◆ THE EXERCISE ◆
Output the full listing word for word.

◆ SUPPLIED DATA ◆
** begin **

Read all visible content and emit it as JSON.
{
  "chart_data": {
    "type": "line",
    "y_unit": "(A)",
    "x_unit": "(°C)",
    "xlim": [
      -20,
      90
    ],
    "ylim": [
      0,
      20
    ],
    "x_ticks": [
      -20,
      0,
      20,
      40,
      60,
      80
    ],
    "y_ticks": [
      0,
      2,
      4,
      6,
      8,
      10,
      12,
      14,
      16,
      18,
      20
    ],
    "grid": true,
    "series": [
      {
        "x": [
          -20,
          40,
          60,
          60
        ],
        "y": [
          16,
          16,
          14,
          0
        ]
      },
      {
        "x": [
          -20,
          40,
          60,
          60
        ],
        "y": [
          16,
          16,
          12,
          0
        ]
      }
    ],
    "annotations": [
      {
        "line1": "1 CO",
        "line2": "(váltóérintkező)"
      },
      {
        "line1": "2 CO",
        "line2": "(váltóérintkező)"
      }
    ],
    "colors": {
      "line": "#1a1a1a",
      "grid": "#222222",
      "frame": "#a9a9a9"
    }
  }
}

** end **

◆ RESULT FOR THIS TASK ◆
Read all visible content and emit it as JSON.
{
  "chart_data": {
    "type": "line",
    "y_unit": "(A)",
    "x_unit": "(°C)",
    "xlim": [
      -20,
      90
    ],
    "ylim": [
      0,
      20
    ],
    "x_ticks": [
      -20,
      0,
      20,
      40,
      60,
      80
    ],
    "y_ticks": [
      0,
      2,
      4,
      6,
      8,
      10,
      12,
      14,
      16,
      18,
      20
    ],
    "grid": true,
    "series": [
      {
        "x": [
          -20,
          40,
          60,
          60
        ],
        "y": [
          16,
          16,
          14,
          0
        ]
      },
      {
        "x": [
          -20,
          40,
          60,
          60
        ],
        "y": [
          16,
          16,
          12,
          0
        ]
      }
    ],
    "annotations": [
      {
        "line1": "1 CO",
        "line2": "(váltóérintkező)"
      },
      {
        "line1": "2 CO",
        "line2": "(váltóérintkező)"
      }
    ],
    "colors": {
      "line": "#1a1a1a",
      "grid": "#222222",
      "frame": "#a9a9a9"
    }
  }
}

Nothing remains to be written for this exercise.